THE REQUEST:
Begin the copy at the line containing "What data populates" and end it at the final line of the material below, reproducing each line exactly, without images.

AVAILABLE DATA:
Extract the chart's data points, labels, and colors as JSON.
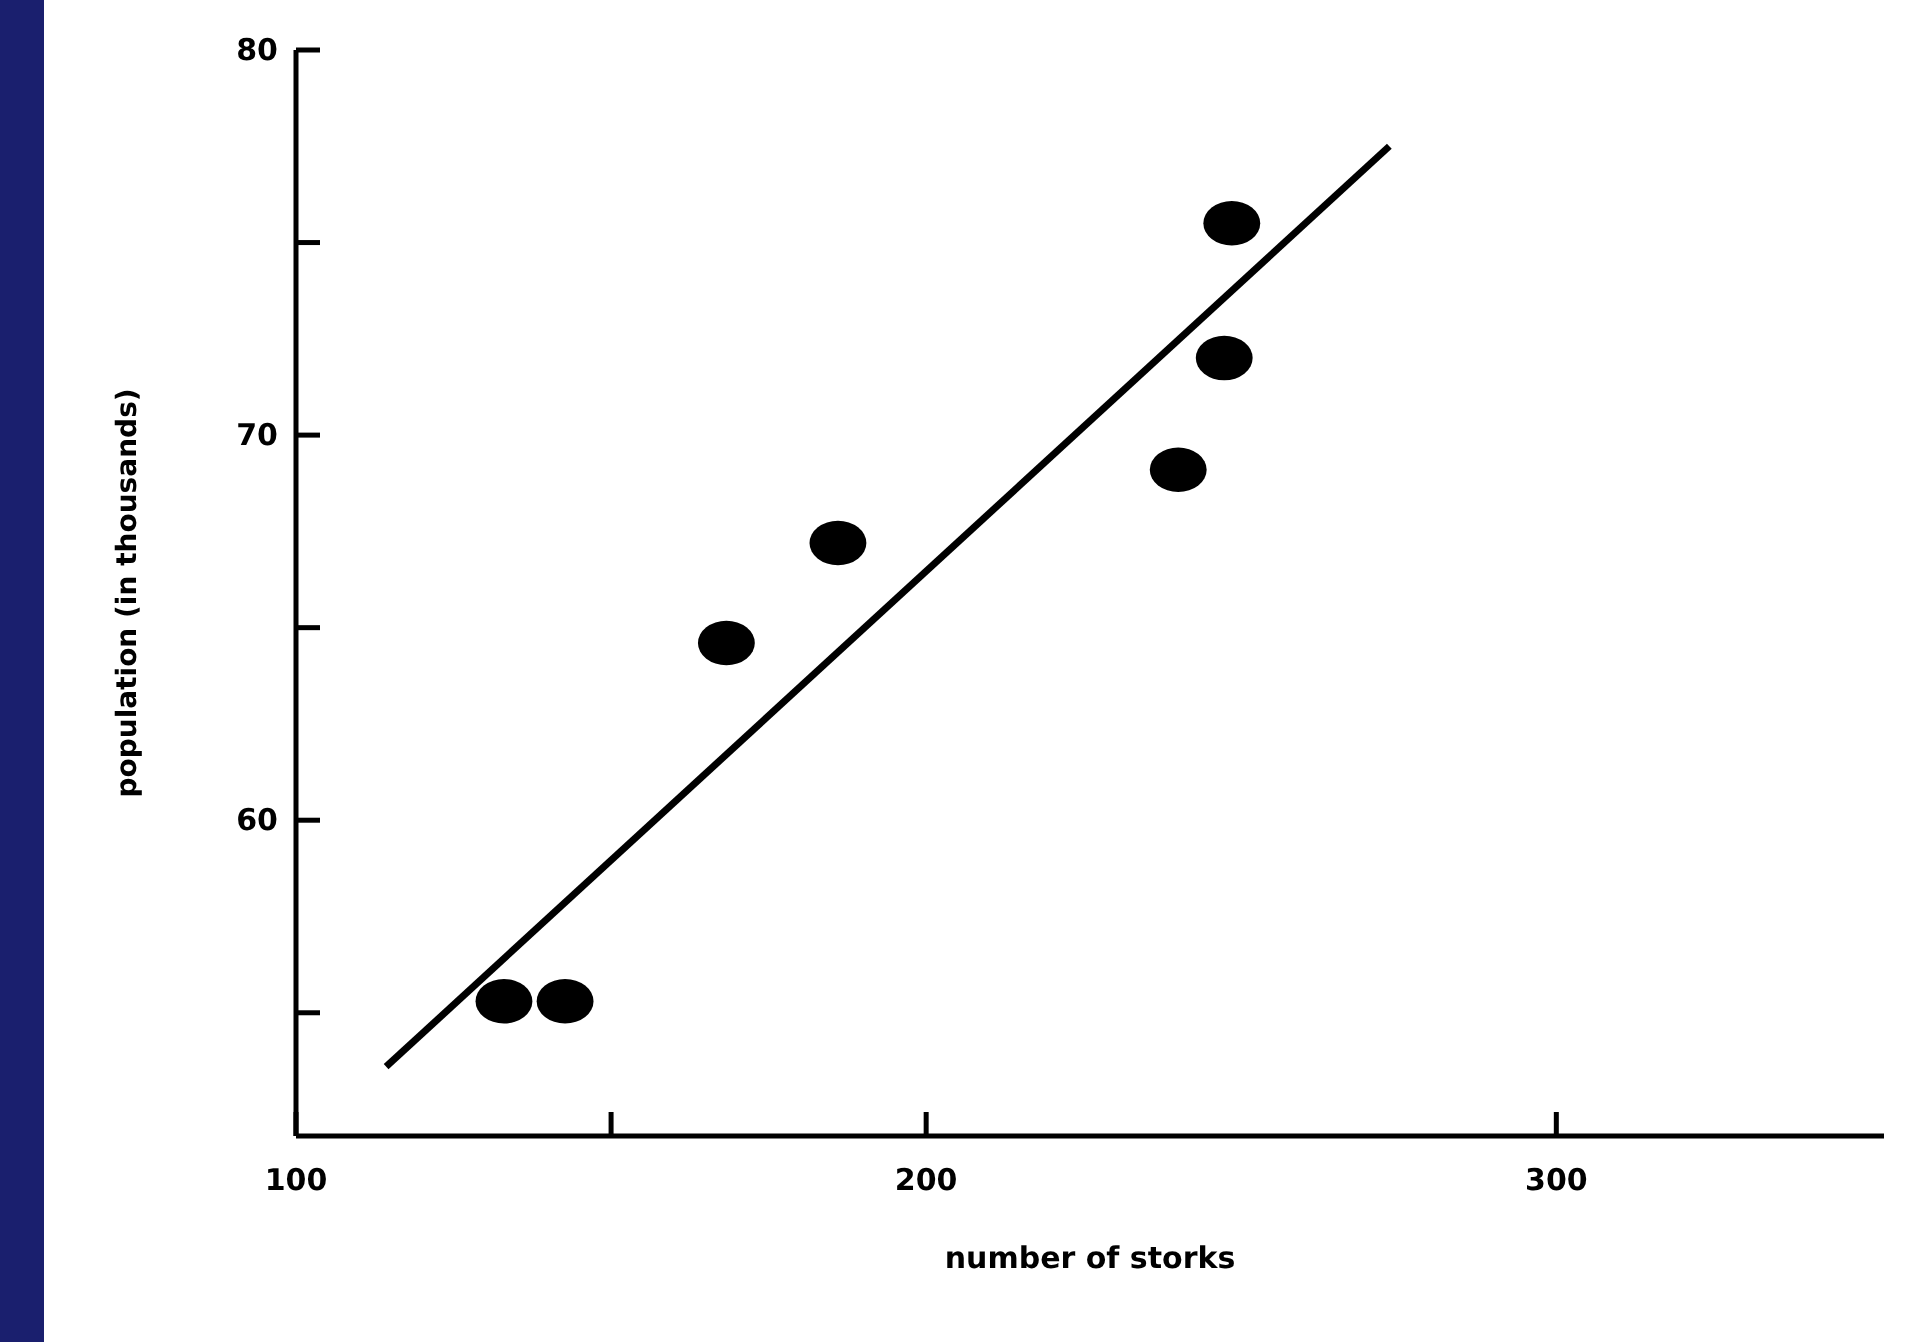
{
  "chart_data": {
    "type": "scatter",
    "xlabel": "number of storks",
    "ylabel": "population (in thousands)",
    "xlim": [
      100,
      352
    ],
    "ylim": [
      51.8,
      80
    ],
    "xticks": [
      100,
      {
        "value": 150,
        "label": null
      },
      200,
      300
    ],
    "yticks": [
      {
        "value": 55,
        "label": null
      },
      60,
      {
        "value": 65,
        "label": null
      },
      70,
      {
        "value": 75,
        "label": null
      },
      80
    ],
    "grid": false,
    "series": [
      {
        "marker": "circle",
        "color": "#000000",
        "x": [
          133,
          142.7,
          168.3,
          186,
          240,
          247.3,
          248.5
        ],
        "values": [
          55.3,
          55.3,
          64.6,
          67.2,
          69.1,
          72,
          75.5
        ]
      },
      {
        "type": "line",
        "marker": "none",
        "color": "#000000",
        "x": [
          114.3,
          273.5
        ],
        "values": [
          53.6,
          77.5
        ]
      }
    ]
  }
}
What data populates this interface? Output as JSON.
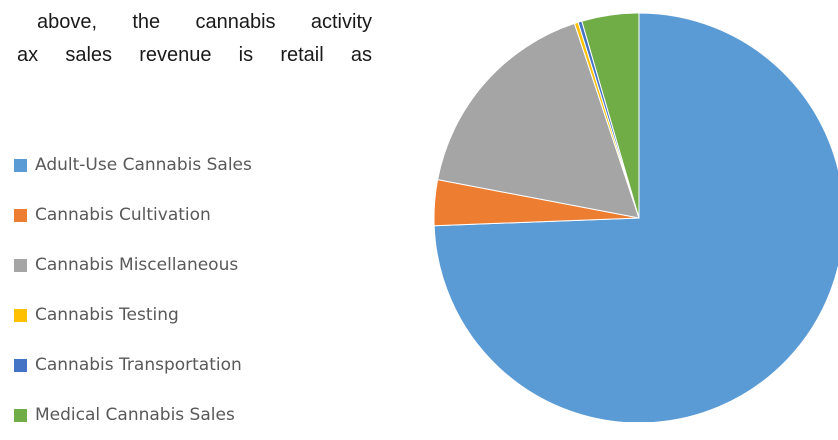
{
  "text_fragment": {
    "line1": "above, the cannabis activity",
    "line2": "ax sales revenue is retail as"
  },
  "chart_data": {
    "type": "pie",
    "title": "",
    "legend_position": "left",
    "slices": [
      {
        "label": "Adult-Use Cannabis Sales",
        "value": 74.4,
        "color": "#5B9BD5"
      },
      {
        "label": "Cannabis Cultivation",
        "value": 3.6,
        "color": "#ED7D31"
      },
      {
        "label": "Cannabis Miscellaneous",
        "value": 16.9,
        "color": "#A5A5A5"
      },
      {
        "label": "Cannabis Testing",
        "value": 0.3,
        "color": "#FFC000"
      },
      {
        "label": "Cannabis Transportation",
        "value": 0.3,
        "color": "#4472C4"
      },
      {
        "label": "Medical Cannabis Sales",
        "value": 4.5,
        "color": "#70AD47"
      }
    ]
  }
}
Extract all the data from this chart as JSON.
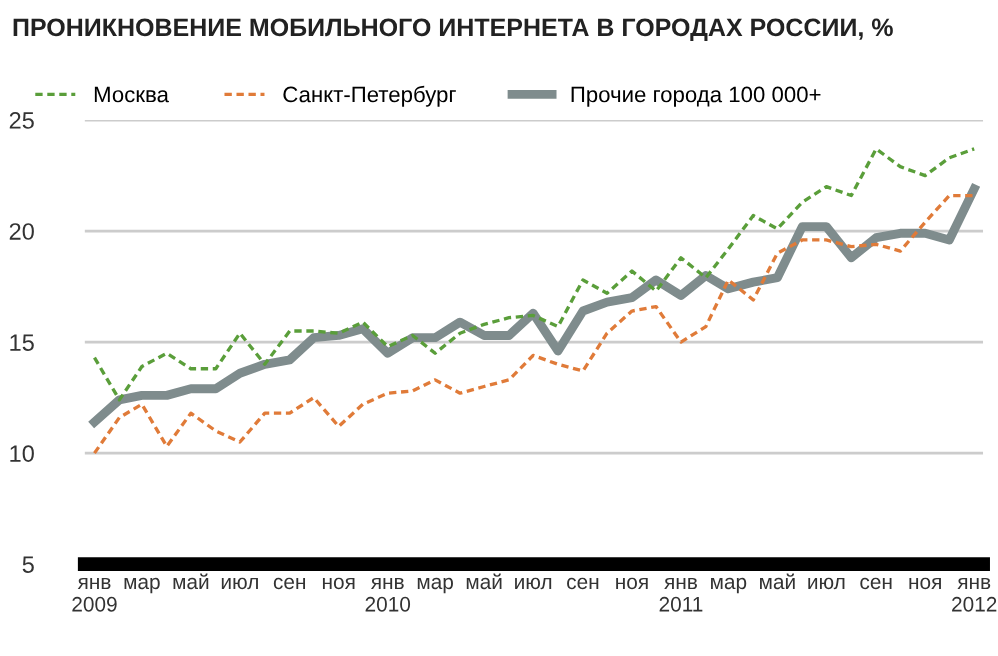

RESPONSE TO THE EXERCISE:
What data populates this interface? Output as JSON.
{
  "text_fragment": {
    "line1": "above, the cannabis activity",
    "line2": "ax sales revenue is retail as"
  },
  "chart_data": {
    "type": "pie",
    "title": "",
    "legend_position": "left",
    "slices": [
      {
        "label": "Adult-Use Cannabis Sales",
        "value": 74.4,
        "color": "#5B9BD5"
      },
      {
        "label": "Cannabis Cultivation",
        "value": 3.6,
        "color": "#ED7D31"
      },
      {
        "label": "Cannabis Miscellaneous",
        "value": 16.9,
        "color": "#A5A5A5"
      },
      {
        "label": "Cannabis Testing",
        "value": 0.3,
        "color": "#FFC000"
      },
      {
        "label": "Cannabis Transportation",
        "value": 0.3,
        "color": "#4472C4"
      },
      {
        "label": "Medical Cannabis Sales",
        "value": 4.5,
        "color": "#70AD47"
      }
    ]
  }
}
Extract all the data from this chart as JSON.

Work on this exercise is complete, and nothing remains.